*** Records supplied ***

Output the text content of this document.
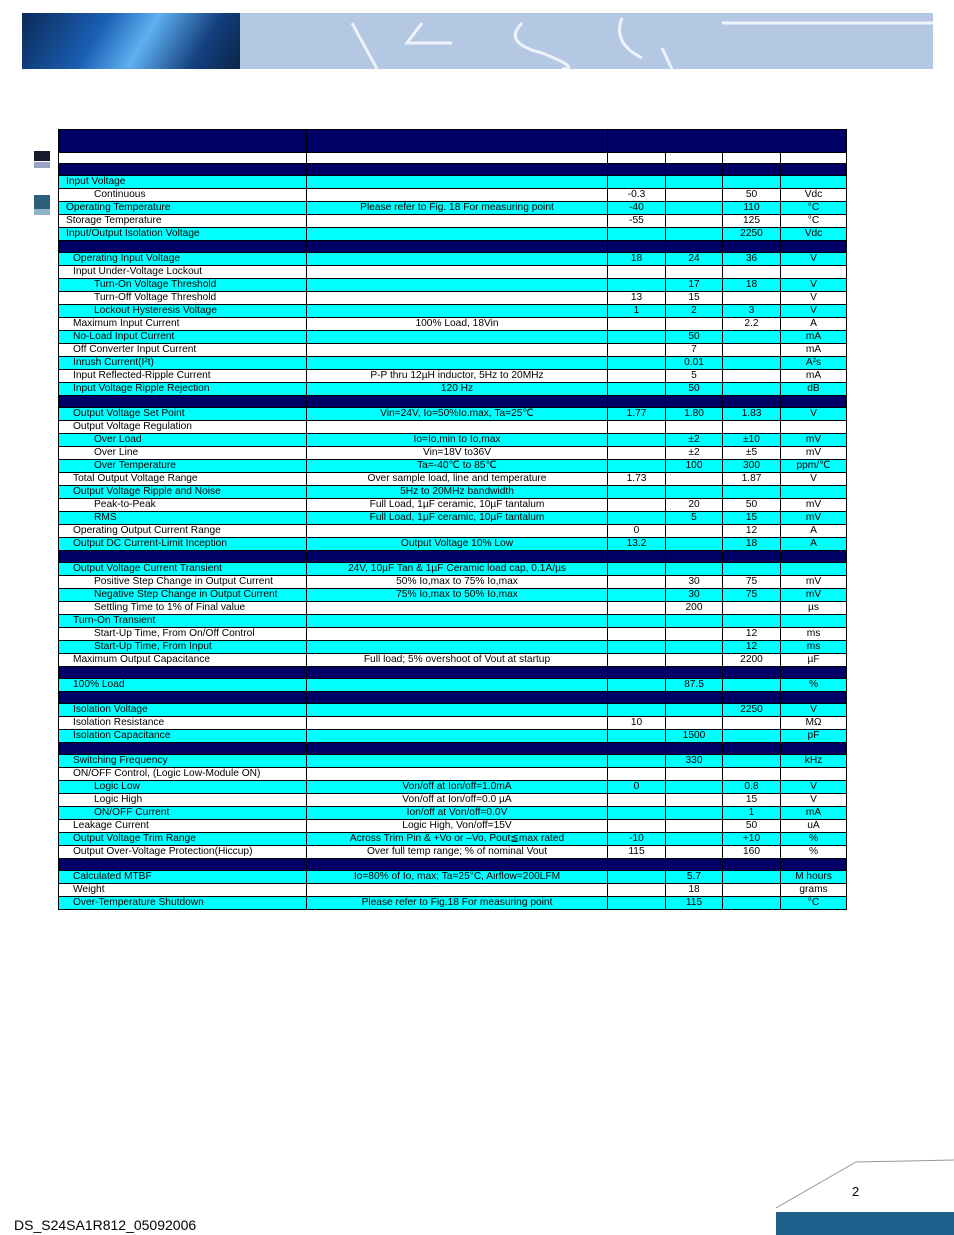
Input Voltage					
Continuous		-0.3		50	Vdc
Operating Temperature	Please refer to Fig. 18 For measuring point	-40		110	°C
Storage Temperature		-55		125	°C
Input/Output Isolation Voltage				2250	Vdc

Operating Input Voltage		18	24	36	V
Input Under-Voltage Lockout					
Turn-On Voltage Threshold			17	18	V
Turn-Off Voltage Threshold		13	15		V
Lockout Hysteresis Voltage		1	2	3	V
Maximum Input Current	100% Load, 18Vin			2.2	A
No-Load Input Current			50		mA
Off Converter Input Current			7		mA
Inrush Current(I²t)			0.01		A²s
Input Reflected-Ripple Current	P-P thru 12µH inductor, 5Hz to 20MHz		5		mA
Input Voltage Ripple Rejection	120 Hz		50		dB

Output Voltage Set Point	Vin=24V, Io=50%Io.max, Ta=25℃	1.77	1.80	1.83	V
Output Voltage Regulation					
Over Load	Io=Io,min to Io,max		±2	±10	mV
Over Line	Vin=18V to36V		±2	±5	mV
Over Temperature	Ta=-40℃ to 85℃		100	300	ppm/℃
Total Output Voltage Range	Over sample load, line and temperature	1.73		1.87	V
Output Voltage Ripple and Noise	5Hz to 20MHz bandwidth				
Peak-to-Peak	Full Load, 1µF ceramic, 10µF tantalum		20	50	mV
RMS	Full Load, 1µF ceramic, 10µF tantalum		5	15	mV
Operating Output Current Range		0		12	A
Output DC Current-Limit Inception	Output Voltage 10% Low	13.2		18	A

Output Voltage Current Transient	24V, 10µF Tan & 1µF Ceramic load cap, 0.1A/µs				
Positive Step Change in Output Current	50% Io,max to 75% Io,max		30	75	mV
Negative Step Change in Output Current	75% Io,max to 50% Io,max		30	75	mV
Settling Time to 1% of Final value			200		µs
Turn-On Transient					
Start-Up Time, From On/Off Control				12	ms
Start-Up Time, From Input				12	ms
Maximum Output Capacitance	Full load; 5% overshoot of Vout at startup			2200	µF

100% Load			87.5		%

Isolation Voltage				2250	V
Isolation Resistance		10			MΩ
Isolation Capacitance			1500		pF

Switching Frequency			330		kHz
ON/OFF Control, (Logic Low-Module ON)					
Logic Low	Von/off at Ion/off=1.0mA	0		0.8	V
Logic High	Von/off at Ion/off=0.0 µA			15	V
ON/OFF Current	Ion/off at Von/off=0.0V			1	mA
Leakage Current	Logic High, Von/off=15V			50	uA
Output Voltage Trim Range	Across Trim Pin & +Vo or –Vo, Pout≦max rated	-10		+10	%
Output Over-Voltage Protection(Hiccup)	Over full temp range; % of nominal Vout	115		160	%

Calculated MTBF	Io=80% of Io, max; Ta=25°C, Airflow=200LFM		5.7		M hours
Weight			18		grams
Over-Temperature Shutdown	Please refer to Fig.18 For measuring point		115		°C
2
DS_S24SA1R812_05092006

***

Reproduce all the records verbatim, excluding images.

Full output |
Output the text content of this document.
Input Voltage					
Continuous		-0.3		50	Vdc
Operating Temperature	Please refer to Fig. 18 For measuring point	-40		110	°C
Storage Temperature		-55		125	°C
Input/Output Isolation Voltage				2250	Vdc

Operating Input Voltage		18	24	36	V
Input Under-Voltage Lockout					
Turn-On Voltage Threshold			17	18	V
Turn-Off Voltage Threshold		13	15		V
Lockout Hysteresis Voltage		1	2	3	V
Maximum Input Current	100% Load, 18Vin			2.2	A
No-Load Input Current			50		mA
Off Converter Input Current			7		mA
Inrush Current(I²t)			0.01		A²s
Input Reflected-Ripple Current	P-P thru 12µH inductor, 5Hz to 20MHz		5		mA
Input Voltage Ripple Rejection	120 Hz		50		dB

Output Voltage Set Point	Vin=24V, Io=50%Io.max, Ta=25℃	1.77	1.80	1.83	V
Output Voltage Regulation					
Over Load	Io=Io,min to Io,max		±2	±10	mV
Over Line	Vin=18V to36V		±2	±5	mV
Over Temperature	Ta=-40℃ to 85℃		100	300	ppm/℃
Total Output Voltage Range	Over sample load, line and temperature	1.73		1.87	V
Output Voltage Ripple and Noise	5Hz to 20MHz bandwidth				
Peak-to-Peak	Full Load, 1µF ceramic, 10µF tantalum		20	50	mV
RMS	Full Load, 1µF ceramic, 10µF tantalum		5	15	mV
Operating Output Current Range		0		12	A
Output DC Current-Limit Inception	Output Voltage 10% Low	13.2		18	A

Output Voltage Current Transient	24V, 10µF Tan & 1µF Ceramic load cap, 0.1A/µs				
Positive Step Change in Output Current	50% Io,max to 75% Io,max		30	75	mV
Negative Step Change in Output Current	75% Io,max to 50% Io,max		30	75	mV
Settling Time to 1% of Final value			200		µs
Turn-On Transient					
Start-Up Time, From On/Off Control				12	ms
Start-Up Time, From Input				12	ms
Maximum Output Capacitance	Full load; 5% overshoot of Vout at startup			2200	µF

100% Load			87.5		%

Isolation Voltage				2250	V
Isolation Resistance		10			MΩ
Isolation Capacitance			1500		pF

Switching Frequency			330		kHz
ON/OFF Control, (Logic Low-Module ON)					
Logic Low	Von/off at Ion/off=1.0mA	0		0.8	V
Logic High	Von/off at Ion/off=0.0 µA			15	V
ON/OFF Current	Ion/off at Von/off=0.0V			1	mA
Leakage Current	Logic High, Von/off=15V			50	uA
Output Voltage Trim Range	Across Trim Pin & +Vo or –Vo, Pout≦max rated	-10		+10	%
Output Over-Voltage Protection(Hiccup)	Over full temp range; % of nominal Vout	115		160	%

Calculated MTBF	Io=80% of Io, max; Ta=25°C, Airflow=200LFM		5.7		M hours
Weight			18		grams
Over-Temperature Shutdown	Please refer to Fig.18 For measuring point		115		°C
2
DS_S24SA1R812_05092006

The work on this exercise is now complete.